[Dataset listings of figures]
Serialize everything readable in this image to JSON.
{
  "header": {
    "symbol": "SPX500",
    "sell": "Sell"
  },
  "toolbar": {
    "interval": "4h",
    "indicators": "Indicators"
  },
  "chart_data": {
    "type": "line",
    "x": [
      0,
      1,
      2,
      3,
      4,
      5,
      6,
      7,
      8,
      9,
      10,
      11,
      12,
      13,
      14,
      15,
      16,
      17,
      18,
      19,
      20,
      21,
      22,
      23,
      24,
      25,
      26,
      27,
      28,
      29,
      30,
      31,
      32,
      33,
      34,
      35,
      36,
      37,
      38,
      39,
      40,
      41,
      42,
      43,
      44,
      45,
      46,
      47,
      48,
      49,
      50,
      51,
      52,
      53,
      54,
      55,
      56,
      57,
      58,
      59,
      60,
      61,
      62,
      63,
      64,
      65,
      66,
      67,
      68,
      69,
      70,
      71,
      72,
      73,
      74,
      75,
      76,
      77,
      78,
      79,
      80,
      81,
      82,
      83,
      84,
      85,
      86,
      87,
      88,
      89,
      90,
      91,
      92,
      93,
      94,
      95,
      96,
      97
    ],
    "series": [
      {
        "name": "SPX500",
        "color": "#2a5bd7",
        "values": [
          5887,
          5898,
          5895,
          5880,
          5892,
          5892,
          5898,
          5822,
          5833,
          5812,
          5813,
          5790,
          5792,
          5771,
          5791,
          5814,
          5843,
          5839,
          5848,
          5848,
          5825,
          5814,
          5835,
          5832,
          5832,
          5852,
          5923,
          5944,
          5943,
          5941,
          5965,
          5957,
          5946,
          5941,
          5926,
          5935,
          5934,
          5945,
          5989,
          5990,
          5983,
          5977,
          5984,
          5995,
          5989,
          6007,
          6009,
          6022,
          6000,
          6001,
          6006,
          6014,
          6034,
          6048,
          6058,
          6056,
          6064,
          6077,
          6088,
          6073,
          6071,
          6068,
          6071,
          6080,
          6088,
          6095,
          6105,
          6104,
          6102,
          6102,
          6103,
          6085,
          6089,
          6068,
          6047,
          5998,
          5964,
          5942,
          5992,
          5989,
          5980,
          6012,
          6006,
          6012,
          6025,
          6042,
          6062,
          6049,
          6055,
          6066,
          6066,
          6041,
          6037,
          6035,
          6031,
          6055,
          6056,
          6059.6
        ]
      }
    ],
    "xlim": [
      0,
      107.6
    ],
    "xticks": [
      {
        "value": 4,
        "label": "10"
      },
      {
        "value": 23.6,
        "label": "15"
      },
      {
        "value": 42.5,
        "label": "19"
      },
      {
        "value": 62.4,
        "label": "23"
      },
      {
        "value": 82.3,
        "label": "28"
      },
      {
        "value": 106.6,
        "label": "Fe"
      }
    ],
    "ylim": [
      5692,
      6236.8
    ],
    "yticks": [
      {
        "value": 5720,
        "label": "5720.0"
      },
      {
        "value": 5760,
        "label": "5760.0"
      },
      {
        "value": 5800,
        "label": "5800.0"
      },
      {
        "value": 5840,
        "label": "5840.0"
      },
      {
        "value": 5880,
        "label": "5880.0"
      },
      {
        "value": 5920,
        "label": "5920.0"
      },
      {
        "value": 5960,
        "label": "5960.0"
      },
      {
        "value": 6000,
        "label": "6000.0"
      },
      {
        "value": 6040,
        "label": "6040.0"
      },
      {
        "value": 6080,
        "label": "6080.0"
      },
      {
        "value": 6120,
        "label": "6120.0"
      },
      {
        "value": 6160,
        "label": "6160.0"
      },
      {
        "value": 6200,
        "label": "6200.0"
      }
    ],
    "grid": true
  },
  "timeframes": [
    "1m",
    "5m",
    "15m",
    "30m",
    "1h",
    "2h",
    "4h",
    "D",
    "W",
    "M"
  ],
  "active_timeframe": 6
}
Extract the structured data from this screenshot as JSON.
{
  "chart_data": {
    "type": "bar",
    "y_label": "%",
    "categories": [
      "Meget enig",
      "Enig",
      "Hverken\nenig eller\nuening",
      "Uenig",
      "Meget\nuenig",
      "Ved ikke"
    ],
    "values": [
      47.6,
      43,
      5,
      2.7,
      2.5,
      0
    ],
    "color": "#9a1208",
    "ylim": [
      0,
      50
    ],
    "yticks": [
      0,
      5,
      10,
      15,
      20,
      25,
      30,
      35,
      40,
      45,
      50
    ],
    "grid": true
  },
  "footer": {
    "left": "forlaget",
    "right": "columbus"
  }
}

### Exercise
Set down all of the entries exactly, please.

### Written response
Serialize everything readable in this image to JSON.
{
  "header": {
    "symbol": "SPX500",
    "sell": "Sell"
  },
  "toolbar": {
    "interval": "4h",
    "indicators": "Indicators"
  },
  "chart_data": {
    "type": "line",
    "x": [
      0,
      1,
      2,
      3,
      4,
      5,
      6,
      7,
      8,
      9,
      10,
      11,
      12,
      13,
      14,
      15,
      16,
      17,
      18,
      19,
      20,
      21,
      22,
      23,
      24,
      25,
      26,
      27,
      28,
      29,
      30,
      31,
      32,
      33,
      34,
      35,
      36,
      37,
      38,
      39,
      40,
      41,
      42,
      43,
      44,
      45,
      46,
      47,
      48,
      49,
      50,
      51,
      52,
      53,
      54,
      55,
      56,
      57,
      58,
      59,
      60,
      61,
      62,
      63,
      64,
      65,
      66,
      67,
      68,
      69,
      70,
      71,
      72,
      73,
      74,
      75,
      76,
      77,
      78,
      79,
      80,
      81,
      82,
      83,
      84,
      85,
      86,
      87,
      88,
      89,
      90,
      91,
      92,
      93,
      94,
      95,
      96,
      97
    ],
    "series": [
      {
        "name": "SPX500",
        "color": "#2a5bd7",
        "values": [
          5887,
          5898,
          5895,
          5880,
          5892,
          5892,
          5898,
          5822,
          5833,
          5812,
          5813,
          5790,
          5792,
          5771,
          5791,
          5814,
          5843,
          5839,
          5848,
          5848,
          5825,
          5814,
          5835,
          5832,
          5832,
          5852,
          5923,
          5944,
          5943,
          5941,
          5965,
          5957,
          5946,
          5941,
          5926,
          5935,
          5934,
          5945,
          5989,
          5990,
          5983,
          5977,
          5984,
          5995,
          5989,
          6007,
          6009,
          6022,
          6000,
          6001,
          6006,
          6014,
          6034,
          6048,
          6058,
          6056,
          6064,
          6077,
          6088,
          6073,
          6071,
          6068,
          6071,
          6080,
          6088,
          6095,
          6105,
          6104,
          6102,
          6102,
          6103,
          6085,
          6089,
          6068,
          6047,
          5998,
          5964,
          5942,
          5992,
          5989,
          5980,
          6012,
          6006,
          6012,
          6025,
          6042,
          6062,
          6049,
          6055,
          6066,
          6066,
          6041,
          6037,
          6035,
          6031,
          6055,
          6056,
          6059.6
        ]
      }
    ],
    "xlim": [
      0,
      107.6
    ],
    "xticks": [
      {
        "value": 4,
        "label": "10"
      },
      {
        "value": 23.6,
        "label": "15"
      },
      {
        "value": 42.5,
        "label": "19"
      },
      {
        "value": 62.4,
        "label": "23"
      },
      {
        "value": 82.3,
        "label": "28"
      },
      {
        "value": 106.6,
        "label": "Fe"
      }
    ],
    "ylim": [
      5692,
      6236.8
    ],
    "yticks": [
      {
        "value": 5720,
        "label": "5720.0"
      },
      {
        "value": 5760,
        "label": "5760.0"
      },
      {
        "value": 5800,
        "label": "5800.0"
      },
      {
        "value": 5840,
        "label": "5840.0"
      },
      {
        "value": 5880,
        "label": "5880.0"
      },
      {
        "value": 5920,
        "label": "5920.0"
      },
      {
        "value": 5960,
        "label": "5960.0"
      },
      {
        "value": 6000,
        "label": "6000.0"
      },
      {
        "value": 6040,
        "label": "6040.0"
      },
      {
        "value": 6080,
        "label": "6080.0"
      },
      {
        "value": 6120,
        "label": "6120.0"
      },
      {
        "value": 6160,
        "label": "6160.0"
      },
      {
        "value": 6200,
        "label": "6200.0"
      }
    ],
    "grid": true
  },
  "timeframes": [
    "1m",
    "5m",
    "15m",
    "30m",
    "1h",
    "2h",
    "4h",
    "D",
    "W",
    "M"
  ],
  "active_timeframe": 6
}
Extract the structured data from this screenshot as JSON.
{
  "chart_data": {
    "type": "bar",
    "y_label": "%",
    "categories": [
      "Meget enig",
      "Enig",
      "Hverken\nenig eller\nuening",
      "Uenig",
      "Meget\nuenig",
      "Ved ikke"
    ],
    "values": [
      47.6,
      43,
      5,
      2.7,
      2.5,
      0
    ],
    "color": "#9a1208",
    "ylim": [
      0,
      50
    ],
    "yticks": [
      0,
      5,
      10,
      15,
      20,
      25,
      30,
      35,
      40,
      45,
      50
    ],
    "grid": true
  },
  "footer": {
    "left": "forlaget",
    "right": "columbus"
  }
}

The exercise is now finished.